Requirement:
Below is the data. Give it again, complete and exact.

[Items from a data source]

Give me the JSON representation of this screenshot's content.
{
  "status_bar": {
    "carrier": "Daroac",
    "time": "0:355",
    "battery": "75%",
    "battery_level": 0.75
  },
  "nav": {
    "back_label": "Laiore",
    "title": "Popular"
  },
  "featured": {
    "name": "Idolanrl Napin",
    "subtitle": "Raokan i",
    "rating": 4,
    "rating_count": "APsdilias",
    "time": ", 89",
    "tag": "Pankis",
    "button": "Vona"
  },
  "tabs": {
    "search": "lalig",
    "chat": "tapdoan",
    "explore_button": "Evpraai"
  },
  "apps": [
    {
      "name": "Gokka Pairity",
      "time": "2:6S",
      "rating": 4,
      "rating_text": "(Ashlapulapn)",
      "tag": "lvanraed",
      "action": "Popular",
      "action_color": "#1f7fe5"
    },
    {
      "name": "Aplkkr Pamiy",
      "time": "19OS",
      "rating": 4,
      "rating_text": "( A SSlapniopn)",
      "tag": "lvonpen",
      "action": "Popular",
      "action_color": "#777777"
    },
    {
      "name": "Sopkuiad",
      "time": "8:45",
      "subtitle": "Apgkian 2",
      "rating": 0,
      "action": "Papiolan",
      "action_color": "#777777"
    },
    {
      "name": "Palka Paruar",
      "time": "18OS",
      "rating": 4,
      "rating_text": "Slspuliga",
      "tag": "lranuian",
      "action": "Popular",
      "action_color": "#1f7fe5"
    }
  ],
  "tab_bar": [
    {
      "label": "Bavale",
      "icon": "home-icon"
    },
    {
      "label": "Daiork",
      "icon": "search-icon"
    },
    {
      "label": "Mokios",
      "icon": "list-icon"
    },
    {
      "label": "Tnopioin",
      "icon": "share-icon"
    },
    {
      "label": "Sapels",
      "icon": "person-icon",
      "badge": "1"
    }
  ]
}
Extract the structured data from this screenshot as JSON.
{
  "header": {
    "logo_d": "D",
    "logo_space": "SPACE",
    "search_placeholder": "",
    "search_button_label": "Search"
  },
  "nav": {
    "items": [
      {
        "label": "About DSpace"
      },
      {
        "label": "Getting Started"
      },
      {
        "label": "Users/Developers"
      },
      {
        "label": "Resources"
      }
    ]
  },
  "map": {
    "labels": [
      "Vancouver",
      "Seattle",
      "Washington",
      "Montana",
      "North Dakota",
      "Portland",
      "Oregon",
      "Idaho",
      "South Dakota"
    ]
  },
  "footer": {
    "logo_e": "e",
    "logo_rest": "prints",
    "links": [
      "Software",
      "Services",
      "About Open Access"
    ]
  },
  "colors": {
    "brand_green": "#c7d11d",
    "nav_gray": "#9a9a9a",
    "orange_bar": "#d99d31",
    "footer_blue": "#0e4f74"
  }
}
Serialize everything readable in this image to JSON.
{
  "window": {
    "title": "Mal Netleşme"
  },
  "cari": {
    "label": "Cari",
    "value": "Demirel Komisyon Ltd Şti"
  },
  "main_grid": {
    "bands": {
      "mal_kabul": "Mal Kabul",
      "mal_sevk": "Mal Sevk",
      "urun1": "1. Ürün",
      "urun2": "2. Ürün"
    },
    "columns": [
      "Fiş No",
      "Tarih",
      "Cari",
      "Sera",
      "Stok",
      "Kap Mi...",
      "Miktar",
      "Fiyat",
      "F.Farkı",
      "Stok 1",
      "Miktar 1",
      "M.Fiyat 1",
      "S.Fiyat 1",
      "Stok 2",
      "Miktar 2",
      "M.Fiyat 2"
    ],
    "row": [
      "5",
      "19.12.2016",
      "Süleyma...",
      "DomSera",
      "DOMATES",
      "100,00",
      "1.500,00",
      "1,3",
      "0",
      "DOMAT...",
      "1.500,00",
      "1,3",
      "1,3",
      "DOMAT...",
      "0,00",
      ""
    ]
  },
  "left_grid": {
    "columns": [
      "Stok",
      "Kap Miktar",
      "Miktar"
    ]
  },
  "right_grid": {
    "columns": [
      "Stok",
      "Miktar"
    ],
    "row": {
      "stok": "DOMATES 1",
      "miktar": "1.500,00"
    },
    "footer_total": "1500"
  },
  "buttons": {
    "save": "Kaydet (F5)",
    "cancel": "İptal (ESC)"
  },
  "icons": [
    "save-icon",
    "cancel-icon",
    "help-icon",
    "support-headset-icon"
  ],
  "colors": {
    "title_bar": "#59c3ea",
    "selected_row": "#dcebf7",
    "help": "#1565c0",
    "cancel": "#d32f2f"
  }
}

Written response:
Give me the JSON representation of this screenshot's content.
{
  "status_bar": {
    "carrier": "Daroac",
    "time": "0:355",
    "battery": "75%",
    "battery_level": 0.75
  },
  "nav": {
    "back_label": "Laiore",
    "title": "Popular"
  },
  "featured": {
    "name": "Idolanrl Napin",
    "subtitle": "Raokan i",
    "rating": 4,
    "rating_count": "APsdilias",
    "time": ", 89",
    "tag": "Pankis",
    "button": "Vona"
  },
  "tabs": {
    "search": "lalig",
    "chat": "tapdoan",
    "explore_button": "Evpraai"
  },
  "apps": [
    {
      "name": "Gokka Pairity",
      "time": "2:6S",
      "rating": 4,
      "rating_text": "(Ashlapulapn)",
      "tag": "lvanraed",
      "action": "Popular",
      "action_color": "#1f7fe5"
    },
    {
      "name": "Aplkkr Pamiy",
      "time": "19OS",
      "rating": 4,
      "rating_text": "( A SSlapniopn)",
      "tag": "lvonpen",
      "action": "Popular",
      "action_color": "#777777"
    },
    {
      "name": "Sopkuiad",
      "time": "8:45",
      "subtitle": "Apgkian 2",
      "rating": 0,
      "action": "Papiolan",
      "action_color": "#777777"
    },
    {
      "name": "Palka Paruar",
      "time": "18OS",
      "rating": 4,
      "rating_text": "Slspuliga",
      "tag": "lranuian",
      "action": "Popular",
      "action_color": "#1f7fe5"
    }
  ],
  "tab_bar": [
    {
      "label": "Bavale",
      "icon": "home-icon"
    },
    {
      "label": "Daiork",
      "icon": "search-icon"
    },
    {
      "label": "Mokios",
      "icon": "list-icon"
    },
    {
      "label": "Tnopioin",
      "icon": "share-icon"
    },
    {
      "label": "Sapels",
      "icon": "person-icon",
      "badge": "1"
    }
  ]
}
Extract the structured data from this screenshot as JSON.
{
  "header": {
    "logo_d": "D",
    "logo_space": "SPACE",
    "search_placeholder": "",
    "search_button_label": "Search"
  },
  "nav": {
    "items": [
      {
        "label": "About DSpace"
      },
      {
        "label": "Getting Started"
      },
      {
        "label": "Users/Developers"
      },
      {
        "label": "Resources"
      }
    ]
  },
  "map": {
    "labels": [
      "Vancouver",
      "Seattle",
      "Washington",
      "Montana",
      "North Dakota",
      "Portland",
      "Oregon",
      "Idaho",
      "South Dakota"
    ]
  },
  "footer": {
    "logo_e": "e",
    "logo_rest": "prints",
    "links": [
      "Software",
      "Services",
      "About Open Access"
    ]
  },
  "colors": {
    "brand_green": "#c7d11d",
    "nav_gray": "#9a9a9a",
    "orange_bar": "#d99d31",
    "footer_blue": "#0e4f74"
  }
}
Serialize everything readable in this image to JSON.
{
  "window": {
    "title": "Mal Netleşme"
  },
  "cari": {
    "label": "Cari",
    "value": "Demirel Komisyon Ltd Şti"
  },
  "main_grid": {
    "bands": {
      "mal_kabul": "Mal Kabul",
      "mal_sevk": "Mal Sevk",
      "urun1": "1. Ürün",
      "urun2": "2. Ürün"
    },
    "columns": [
      "Fiş No",
      "Tarih",
      "Cari",
      "Sera",
      "Stok",
      "Kap Mi...",
      "Miktar",
      "Fiyat",
      "F.Farkı",
      "Stok 1",
      "Miktar 1",
      "M.Fiyat 1",
      "S.Fiyat 1",
      "Stok 2",
      "Miktar 2",
      "M.Fiyat 2"
    ],
    "row": [
      "5",
      "19.12.2016",
      "Süleyma...",
      "DomSera",
      "DOMATES",
      "100,00",
      "1.500,00",
      "1,3",
      "0",
      "DOMAT...",
      "1.500,00",
      "1,3",
      "1,3",
      "DOMAT...",
      "0,00",
      ""
    ]
  },
  "left_grid": {
    "columns": [
      "Stok",
      "Kap Miktar",
      "Miktar"
    ]
  },
  "right_grid": {
    "columns": [
      "Stok",
      "Miktar"
    ],
    "row": {
      "stok": "DOMATES 1",
      "miktar": "1.500,00"
    },
    "footer_total": "1500"
  },
  "buttons": {
    "save": "Kaydet (F5)",
    "cancel": "İptal (ESC)"
  },
  "icons": [
    "save-icon",
    "cancel-icon",
    "help-icon",
    "support-headset-icon"
  ],
  "colors": {
    "title_bar": "#59c3ea",
    "selected_row": "#dcebf7",
    "help": "#1565c0",
    "cancel": "#d32f2f"
  }
}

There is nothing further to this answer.